■ Task prompt ■
What follows is a set of records; restate each one word for word and drop the pictures.

■ Supplied information ■

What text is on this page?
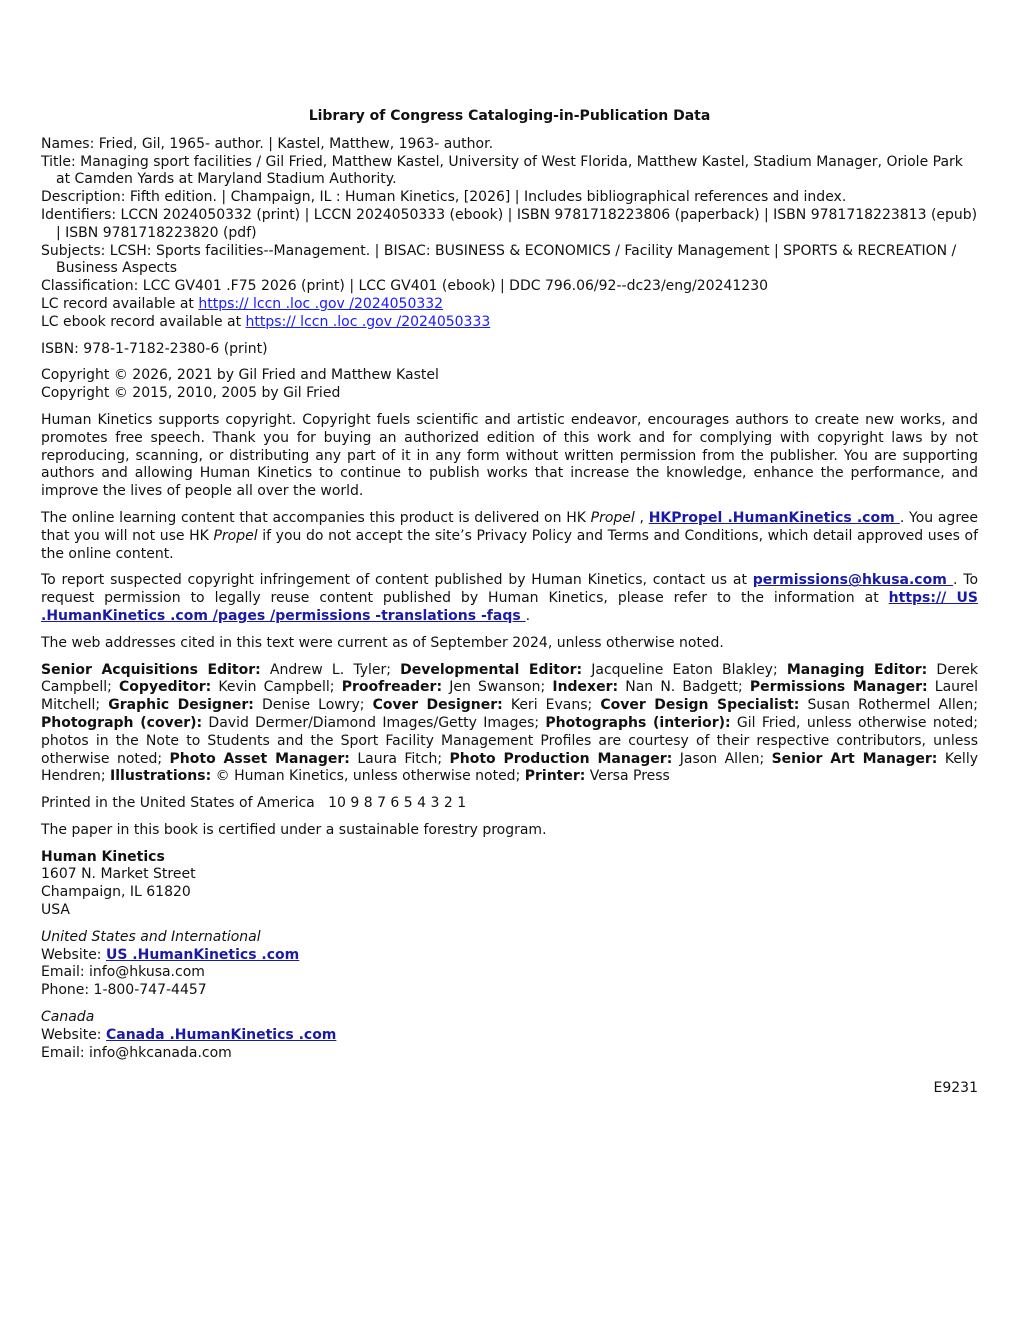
Library of Congress Cataloging-in-Publication Data

Names: Fried, Gil, 1965- author. | Kastel, Matthew, 1963- author.

Title: Managing sport facilities / Gil Fried, Matthew Kastel, University of West Florida, Matthew Kastel, Stadium Manager, Oriole Park at Camden Yards at Maryland Stadium Authority.

Description: Fifth edition. | Champaign, IL : Human Kinetics, [2026] | Includes bibliographical references and index.

Identifiers: LCCN 2024050332 (print) | LCCN 2024050333 (ebook) | ISBN 9781718223806 (paperback) | ISBN 9781718223813 (epub) | ISBN 9781718223820 (pdf)

Subjects: LCSH: Sports facilities--Management. | BISAC: BUSINESS & ECONOMICS / Facility Management | SPORTS & RECREATION / Business Aspects

Classification: LCC GV401 .F75 2026 (print) | LCC GV401 (ebook) | DDC 796.06/92--dc23/eng/20241230

LC record available at https:// lccn .loc .gov /2024050332

LC ebook record available at https:// lccn .loc .gov /2024050333

ISBN: 978-1-7182-2380-6 (print)

Copyright © 2026, 2021 by Gil Fried and Matthew Kastel

Copyright © 2015, 2010, 2005 by Gil Fried

Human Kinetics supports copyright. Copyright fuels scientific and artistic endeavor, encourages authors to create new works, and promotes free speech. Thank you for buying an authorized edition of this work and for complying with copyright laws by not reproducing, scanning, or distributing any part of it in any form without written permission from the publisher. You are supporting authors and allowing Human Kinetics to continue to publish works that increase the knowledge, enhance the performance, and improve the lives of people all over the world.

The online learning content that accompanies this product is delivered on HK Propel , HKPropel .HumanKinetics .com . You agree that you will not use HK Propel if you do not accept the site’s Privacy Policy and Terms and Conditions, which detail approved uses of the online content.

To report suspected copyright infringement of content published by Human Kinetics, contact us at permissions@hkusa.com . To request permission to legally reuse content published by Human Kinetics, please refer to the information at https:// US .HumanKinetics .com /pages /permissions -translations -faqs .

The web addresses cited in this text were current as of September 2024, unless otherwise noted.

Senior Acquisitions Editor: Andrew L. Tyler; Developmental Editor: Jacqueline Eaton Blakley; Managing Editor: Derek Campbell; Copyeditor: Kevin Campbell; Proofreader: Jen Swanson; Indexer: Nan N. Badgett; Permissions Manager: Laurel Mitchell; Graphic Designer: Denise Lowry; Cover Designer: Keri Evans; Cover Design Specialist: Susan Rothermel Allen; Photograph (cover): David Dermer/Diamond Images/Getty Images; Photographs (interior): Gil Fried, unless otherwise noted; photos in the Note to Students and the Sport Facility Management Profiles are courtesy of their respective contributors, unless otherwise noted; Photo Asset Manager: Laura Fitch; Photo Production Manager: Jason Allen; Senior Art Manager: Kelly Hendren; Illustrations: © Human Kinetics, unless otherwise noted; Printer: Versa Press

Printed in the United States of America   10 9 8 7 6 5 4 3 2 1

The paper in this book is certified under a sustainable forestry program.

Human Kinetics

1607 N. Market Street

Champaign, IL 61820

USA

United States and International

Website: US .HumanKinetics .com

Email: info@hkusa.com

Phone: 1-800-747-4457

Canada

Website: Canada .HumanKinetics .com

Email: info@hkcanada.com

E9231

■ Output for this task ■
What text is on this page?
Library of Congress Cataloging-in-Publication Data

Names: Fried, Gil, 1965- author. | Kastel, Matthew, 1963- author.

Title: Managing sport facilities / Gil Fried, Matthew Kastel, University of West Florida, Matthew Kastel, Stadium Manager, Oriole Park at Camden Yards at Maryland Stadium Authority.

Description: Fifth edition. | Champaign, IL : Human Kinetics, [2026] | Includes bibliographical references and index.

Identifiers: LCCN 2024050332 (print) | LCCN 2024050333 (ebook) | ISBN 9781718223806 (paperback) | ISBN 9781718223813 (epub) | ISBN 9781718223820 (pdf)

Subjects: LCSH: Sports facilities--Management. | BISAC: BUSINESS & ECONOMICS / Facility Management | SPORTS & RECREATION / Business Aspects

Classification: LCC GV401 .F75 2026 (print) | LCC GV401 (ebook) | DDC 796.06/92--dc23/eng/20241230

LC record available at https:// lccn .loc .gov /2024050332

LC ebook record available at https:// lccn .loc .gov /2024050333

ISBN: 978-1-7182-2380-6 (print)

Copyright © 2026, 2021 by Gil Fried and Matthew Kastel

Copyright © 2015, 2010, 2005 by Gil Fried

Human Kinetics supports copyright. Copyright fuels scientific and artistic endeavor, encourages authors to create new works, and promotes free speech. Thank you for buying an authorized edition of this work and for complying with copyright laws by not reproducing, scanning, or distributing any part of it in any form without written permission from the publisher. You are supporting authors and allowing Human Kinetics to continue to publish works that increase the knowledge, enhance the performance, and improve the lives of people all over the world.

The online learning content that accompanies this product is delivered on HK Propel , HKPropel .HumanKinetics .com . You agree that you will not use HK Propel if you do not accept the site’s Privacy Policy and Terms and Conditions, which detail approved uses of the online content.

To report suspected copyright infringement of content published by Human Kinetics, contact us at permissions@hkusa.com . To request permission to legally reuse content published by Human Kinetics, please refer to the information at https:// US .HumanKinetics .com /pages /permissions -translations -faqs .

The web addresses cited in this text were current as of September 2024, unless otherwise noted.

Senior Acquisitions Editor: Andrew L. Tyler; Developmental Editor: Jacqueline Eaton Blakley; Managing Editor: Derek Campbell; Copyeditor: Kevin Campbell; Proofreader: Jen Swanson; Indexer: Nan N. Badgett; Permissions Manager: Laurel Mitchell; Graphic Designer: Denise Lowry; Cover Designer: Keri Evans; Cover Design Specialist: Susan Rothermel Allen; Photograph (cover): David Dermer/Diamond Images/Getty Images; Photographs (interior): Gil Fried, unless otherwise noted; photos in the Note to Students and the Sport Facility Management Profiles are courtesy of their respective contributors, unless otherwise noted; Photo Asset Manager: Laura Fitch; Photo Production Manager: Jason Allen; Senior Art Manager: Kelly Hendren; Illustrations: © Human Kinetics, unless otherwise noted; Printer: Versa Press

Printed in the United States of America   10 9 8 7 6 5 4 3 2 1

The paper in this book is certified under a sustainable forestry program.

Human Kinetics

1607 N. Market Street

Champaign, IL 61820

USA

United States and International

Website: US .HumanKinetics .com

Email: info@hkusa.com

Phone: 1-800-747-4457

Canada

Website: Canada .HumanKinetics .com

Email: info@hkcanada.com

E9231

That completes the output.